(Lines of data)
::::::::

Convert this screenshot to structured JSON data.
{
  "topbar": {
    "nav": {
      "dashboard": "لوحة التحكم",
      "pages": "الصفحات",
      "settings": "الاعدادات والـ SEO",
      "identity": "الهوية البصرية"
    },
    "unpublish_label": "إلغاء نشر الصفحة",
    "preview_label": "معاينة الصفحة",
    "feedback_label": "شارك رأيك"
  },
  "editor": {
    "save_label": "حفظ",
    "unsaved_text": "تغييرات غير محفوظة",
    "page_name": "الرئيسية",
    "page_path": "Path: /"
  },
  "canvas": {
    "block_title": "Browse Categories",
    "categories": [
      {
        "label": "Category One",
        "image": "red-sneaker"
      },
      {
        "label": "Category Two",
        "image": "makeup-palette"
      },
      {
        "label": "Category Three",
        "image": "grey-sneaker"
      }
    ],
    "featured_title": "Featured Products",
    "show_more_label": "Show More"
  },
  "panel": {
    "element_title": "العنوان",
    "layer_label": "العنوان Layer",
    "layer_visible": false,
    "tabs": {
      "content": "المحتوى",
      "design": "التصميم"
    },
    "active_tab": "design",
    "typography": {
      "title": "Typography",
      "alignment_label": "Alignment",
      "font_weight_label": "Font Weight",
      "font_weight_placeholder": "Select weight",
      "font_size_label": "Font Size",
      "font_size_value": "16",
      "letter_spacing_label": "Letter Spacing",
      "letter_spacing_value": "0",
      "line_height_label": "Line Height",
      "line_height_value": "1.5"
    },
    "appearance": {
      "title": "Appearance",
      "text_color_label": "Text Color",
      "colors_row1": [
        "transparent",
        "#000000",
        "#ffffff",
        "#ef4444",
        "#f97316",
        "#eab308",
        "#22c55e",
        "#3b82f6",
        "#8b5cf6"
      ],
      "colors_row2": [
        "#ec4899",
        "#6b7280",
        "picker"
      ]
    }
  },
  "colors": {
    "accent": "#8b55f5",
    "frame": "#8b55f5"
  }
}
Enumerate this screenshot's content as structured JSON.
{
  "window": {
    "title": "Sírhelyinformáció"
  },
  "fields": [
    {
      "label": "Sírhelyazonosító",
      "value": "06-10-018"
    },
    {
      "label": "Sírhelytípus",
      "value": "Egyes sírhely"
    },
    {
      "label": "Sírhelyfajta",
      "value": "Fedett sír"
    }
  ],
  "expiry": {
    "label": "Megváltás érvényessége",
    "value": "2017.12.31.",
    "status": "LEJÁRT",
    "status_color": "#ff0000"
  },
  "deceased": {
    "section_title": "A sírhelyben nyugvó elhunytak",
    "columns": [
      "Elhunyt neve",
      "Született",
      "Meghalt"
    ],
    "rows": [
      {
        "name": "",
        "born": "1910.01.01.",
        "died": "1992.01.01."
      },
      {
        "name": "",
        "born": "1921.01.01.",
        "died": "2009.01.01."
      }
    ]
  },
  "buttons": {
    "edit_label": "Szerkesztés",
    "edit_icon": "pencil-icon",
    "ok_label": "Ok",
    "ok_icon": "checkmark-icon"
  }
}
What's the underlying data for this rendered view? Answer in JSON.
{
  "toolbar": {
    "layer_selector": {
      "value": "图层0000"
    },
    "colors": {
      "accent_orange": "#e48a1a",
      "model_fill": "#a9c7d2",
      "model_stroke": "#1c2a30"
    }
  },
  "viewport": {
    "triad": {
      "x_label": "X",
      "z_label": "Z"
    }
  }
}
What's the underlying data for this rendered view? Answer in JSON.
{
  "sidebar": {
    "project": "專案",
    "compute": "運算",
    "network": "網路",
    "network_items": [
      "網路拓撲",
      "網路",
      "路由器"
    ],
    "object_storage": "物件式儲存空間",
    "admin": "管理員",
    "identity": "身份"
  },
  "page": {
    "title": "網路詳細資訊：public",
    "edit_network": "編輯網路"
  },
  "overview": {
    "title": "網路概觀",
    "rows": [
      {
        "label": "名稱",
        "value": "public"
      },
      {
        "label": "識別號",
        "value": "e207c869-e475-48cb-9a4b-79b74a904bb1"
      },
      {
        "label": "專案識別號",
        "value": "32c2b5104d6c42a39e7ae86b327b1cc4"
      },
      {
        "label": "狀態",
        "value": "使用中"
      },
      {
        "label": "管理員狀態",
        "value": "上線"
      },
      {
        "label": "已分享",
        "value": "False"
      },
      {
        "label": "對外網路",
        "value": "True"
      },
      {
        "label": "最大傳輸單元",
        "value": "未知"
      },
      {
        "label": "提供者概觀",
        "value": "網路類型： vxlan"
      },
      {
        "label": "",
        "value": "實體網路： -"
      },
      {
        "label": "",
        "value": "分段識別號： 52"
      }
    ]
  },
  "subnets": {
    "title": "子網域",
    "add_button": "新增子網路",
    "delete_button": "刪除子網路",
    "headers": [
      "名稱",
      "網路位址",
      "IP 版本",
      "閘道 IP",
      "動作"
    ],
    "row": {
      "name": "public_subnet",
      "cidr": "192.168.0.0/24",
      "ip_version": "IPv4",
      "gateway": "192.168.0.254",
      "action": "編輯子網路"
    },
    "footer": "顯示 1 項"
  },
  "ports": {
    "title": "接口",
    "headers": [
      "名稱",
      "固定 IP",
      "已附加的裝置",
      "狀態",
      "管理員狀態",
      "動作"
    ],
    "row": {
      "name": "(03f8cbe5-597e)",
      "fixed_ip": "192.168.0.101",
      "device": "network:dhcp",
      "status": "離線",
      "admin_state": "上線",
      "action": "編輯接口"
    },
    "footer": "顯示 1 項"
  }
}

::::::::

**Required task:** Show the lines of the records that contain the word "JSON".

**Completed exercise:**
Convert this screenshot to structured JSON data.
Enumerate this screenshot's content as structured JSON.
What's the underlying data for this rendered view? Answer in JSON.
What's the underlying data for this rendered view? Answer in JSON.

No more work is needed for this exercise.